• Stated task: Take the entries below and reproduce them word for word.

• Extracted information:
++++++

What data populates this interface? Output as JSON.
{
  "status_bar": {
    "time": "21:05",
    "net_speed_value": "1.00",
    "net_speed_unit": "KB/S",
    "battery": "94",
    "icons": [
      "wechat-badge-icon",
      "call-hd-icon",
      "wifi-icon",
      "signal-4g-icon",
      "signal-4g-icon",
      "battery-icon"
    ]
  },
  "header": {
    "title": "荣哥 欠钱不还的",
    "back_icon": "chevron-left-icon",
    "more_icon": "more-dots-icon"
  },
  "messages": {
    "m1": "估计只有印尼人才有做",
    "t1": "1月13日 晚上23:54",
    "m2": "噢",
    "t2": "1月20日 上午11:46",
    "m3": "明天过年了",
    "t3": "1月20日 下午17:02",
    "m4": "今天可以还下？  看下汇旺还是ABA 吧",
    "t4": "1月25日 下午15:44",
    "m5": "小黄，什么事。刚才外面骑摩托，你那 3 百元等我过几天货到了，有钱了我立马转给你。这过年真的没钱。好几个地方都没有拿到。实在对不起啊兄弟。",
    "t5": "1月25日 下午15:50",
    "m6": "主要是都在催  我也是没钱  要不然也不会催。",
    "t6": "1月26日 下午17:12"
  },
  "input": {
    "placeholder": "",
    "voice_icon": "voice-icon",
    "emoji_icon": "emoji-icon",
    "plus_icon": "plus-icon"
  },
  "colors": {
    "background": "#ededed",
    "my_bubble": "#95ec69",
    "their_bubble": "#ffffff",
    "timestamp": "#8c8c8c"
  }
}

++++++

• Final answer:
What data populates this interface? Output as JSON.
{
  "status_bar": {
    "time": "21:05",
    "net_speed_value": "1.00",
    "net_speed_unit": "KB/S",
    "battery": "94",
    "icons": [
      "wechat-badge-icon",
      "call-hd-icon",
      "wifi-icon",
      "signal-4g-icon",
      "signal-4g-icon",
      "battery-icon"
    ]
  },
  "header": {
    "title": "荣哥 欠钱不还的",
    "back_icon": "chevron-left-icon",
    "more_icon": "more-dots-icon"
  },
  "messages": {
    "m1": "估计只有印尼人才有做",
    "t1": "1月13日 晚上23:54",
    "m2": "噢",
    "t2": "1月20日 上午11:46",
    "m3": "明天过年了",
    "t3": "1月20日 下午17:02",
    "m4": "今天可以还下？  看下汇旺还是ABA 吧",
    "t4": "1月25日 下午15:44",
    "m5": "小黄，什么事。刚才外面骑摩托，你那 3 百元等我过几天货到了，有钱了我立马转给你。这过年真的没钱。好几个地方都没有拿到。实在对不起啊兄弟。",
    "t5": "1月25日 下午15:50",
    "m6": "主要是都在催  我也是没钱  要不然也不会催。",
    "t6": "1月26日 下午17:12"
  },
  "input": {
    "placeholder": "",
    "voice_icon": "voice-icon",
    "emoji_icon": "emoji-icon",
    "plus_icon": "plus-icon"
  },
  "colors": {
    "background": "#ededed",
    "my_bubble": "#95ec69",
    "their_bubble": "#ffffff",
    "timestamp": "#8c8c8c"
  }
}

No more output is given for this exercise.